WHAT THIS TASK INVOLVES =
Keep the pictures out and restate every record exactly.

DATA SHOWN =
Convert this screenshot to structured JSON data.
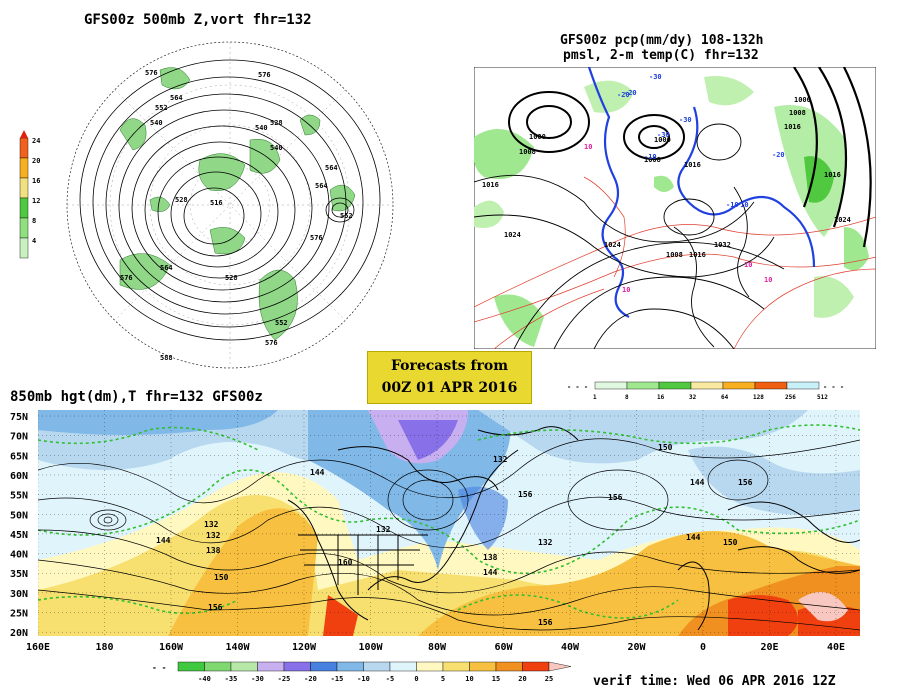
{
  "polar_panel": {
    "title": "GFS00z  500mb Z,vort    fhr=132",
    "legend": {
      "ticks": [
        "24",
        "20",
        "16",
        "12",
        "8",
        "4"
      ],
      "colors": [
        "#f0601e",
        "#f8b020",
        "#f0e080",
        "#50c840",
        "#90e080",
        "#c8f0c0"
      ]
    },
    "contour_labels": [
      "576",
      "576",
      "564",
      "552",
      "540",
      "528",
      "516",
      "540",
      "564",
      "528",
      "552",
      "528",
      "576",
      "588",
      "552",
      "564",
      "576",
      "540",
      "564",
      "576"
    ]
  },
  "pmsl_panel": {
    "title_line1": "GFS00z pcp(mm/dy) 108-132h",
    "title_line2": "pmsl, 2-m temp(C)  fhr=132",
    "pressure_labels": [
      "1000",
      "1008",
      "1016",
      "1024",
      "1000",
      "1008",
      "1016",
      "1024",
      "1032",
      "1016",
      "1008",
      "1016",
      "1024",
      "1000",
      "1008",
      "1016"
    ],
    "temp_labels": [
      "-30",
      "-20",
      "-10",
      "-30",
      "-20",
      "-10",
      "-30",
      "-20",
      "-10",
      "10",
      "10",
      "10",
      "10"
    ],
    "legend": {
      "ticks": [
        "1",
        "8",
        "16",
        "32",
        "64",
        "128",
        "256",
        "512"
      ],
      "colors": [
        "#e0f8e0",
        "#a0e890",
        "#50c840",
        "#f8e8a0",
        "#f8b020",
        "#f06010",
        "#c8f0f8"
      ]
    }
  },
  "forecast_box": {
    "line1": "Forecasts from",
    "line2": "00Z 01 APR 2016"
  },
  "panel_850": {
    "title": "850mb hgt(dm),T  fhr=132 GFS00z",
    "lat_labels": [
      "75N",
      "70N",
      "65N",
      "60N",
      "55N",
      "50N",
      "45N",
      "40N",
      "35N",
      "30N",
      "25N",
      "20N"
    ],
    "lon_labels": [
      "160E",
      "180",
      "160W",
      "140W",
      "120W",
      "100W",
      "80W",
      "60W",
      "40W",
      "20W",
      "0",
      "20E",
      "40E"
    ],
    "height_labels": [
      "144",
      "132",
      "132",
      "138",
      "144",
      "150",
      "156",
      "160",
      "156",
      "132",
      "138",
      "144",
      "150",
      "156",
      "132",
      "144",
      "156",
      "150",
      "144",
      "132",
      "156"
    ],
    "legend": {
      "ticks": [
        "-40",
        "-35",
        "-30",
        "-25",
        "-20",
        "-15",
        "-10",
        "-5",
        "0",
        "5",
        "10",
        "15",
        "20",
        "25"
      ],
      "colors": [
        "#40c840",
        "#80d870",
        "#b8e8a8",
        "#c8b0f0",
        "#8870e8",
        "#4880e0",
        "#80b8e8",
        "#b8d8f0",
        "#e0f4fc",
        "#fff8c0",
        "#f8e070",
        "#f8c040",
        "#f09020",
        "#f04010",
        "#f8c8c0"
      ]
    }
  },
  "verif_time": "verif time: Wed 06 APR 2016 12Z"
}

CORRECT ANSWER =
Convert this screenshot to structured JSON data.
{
  "polar_panel": {
    "title": "GFS00z  500mb Z,vort    fhr=132",
    "legend": {
      "ticks": [
        "24",
        "20",
        "16",
        "12",
        "8",
        "4"
      ],
      "colors": [
        "#f0601e",
        "#f8b020",
        "#f0e080",
        "#50c840",
        "#90e080",
        "#c8f0c0"
      ]
    },
    "contour_labels": [
      "576",
      "576",
      "564",
      "552",
      "540",
      "528",
      "516",
      "540",
      "564",
      "528",
      "552",
      "528",
      "576",
      "588",
      "552",
      "564",
      "576",
      "540",
      "564",
      "576"
    ]
  },
  "pmsl_panel": {
    "title_line1": "GFS00z pcp(mm/dy) 108-132h",
    "title_line2": "pmsl, 2-m temp(C)  fhr=132",
    "pressure_labels": [
      "1000",
      "1008",
      "1016",
      "1024",
      "1000",
      "1008",
      "1016",
      "1024",
      "1032",
      "1016",
      "1008",
      "1016",
      "1024",
      "1000",
      "1008",
      "1016"
    ],
    "temp_labels": [
      "-30",
      "-20",
      "-10",
      "-30",
      "-20",
      "-10",
      "-30",
      "-20",
      "-10",
      "10",
      "10",
      "10",
      "10"
    ],
    "legend": {
      "ticks": [
        "1",
        "8",
        "16",
        "32",
        "64",
        "128",
        "256",
        "512"
      ],
      "colors": [
        "#e0f8e0",
        "#a0e890",
        "#50c840",
        "#f8e8a0",
        "#f8b020",
        "#f06010",
        "#c8f0f8"
      ]
    }
  },
  "forecast_box": {
    "line1": "Forecasts from",
    "line2": "00Z 01 APR 2016"
  },
  "panel_850": {
    "title": "850mb hgt(dm),T  fhr=132 GFS00z",
    "lat_labels": [
      "75N",
      "70N",
      "65N",
      "60N",
      "55N",
      "50N",
      "45N",
      "40N",
      "35N",
      "30N",
      "25N",
      "20N"
    ],
    "lon_labels": [
      "160E",
      "180",
      "160W",
      "140W",
      "120W",
      "100W",
      "80W",
      "60W",
      "40W",
      "20W",
      "0",
      "20E",
      "40E"
    ],
    "height_labels": [
      "144",
      "132",
      "132",
      "138",
      "144",
      "150",
      "156",
      "160",
      "156",
      "132",
      "138",
      "144",
      "150",
      "156",
      "132",
      "144",
      "156",
      "150",
      "144",
      "132",
      "156"
    ],
    "legend": {
      "ticks": [
        "-40",
        "-35",
        "-30",
        "-25",
        "-20",
        "-15",
        "-10",
        "-5",
        "0",
        "5",
        "10",
        "15",
        "20",
        "25"
      ],
      "colors": [
        "#40c840",
        "#80d870",
        "#b8e8a8",
        "#c8b0f0",
        "#8870e8",
        "#4880e0",
        "#80b8e8",
        "#b8d8f0",
        "#e0f4fc",
        "#fff8c0",
        "#f8e070",
        "#f8c040",
        "#f09020",
        "#f04010",
        "#f8c8c0"
      ]
    }
  },
  "verif_time": "verif time: Wed 06 APR 2016 12Z"
}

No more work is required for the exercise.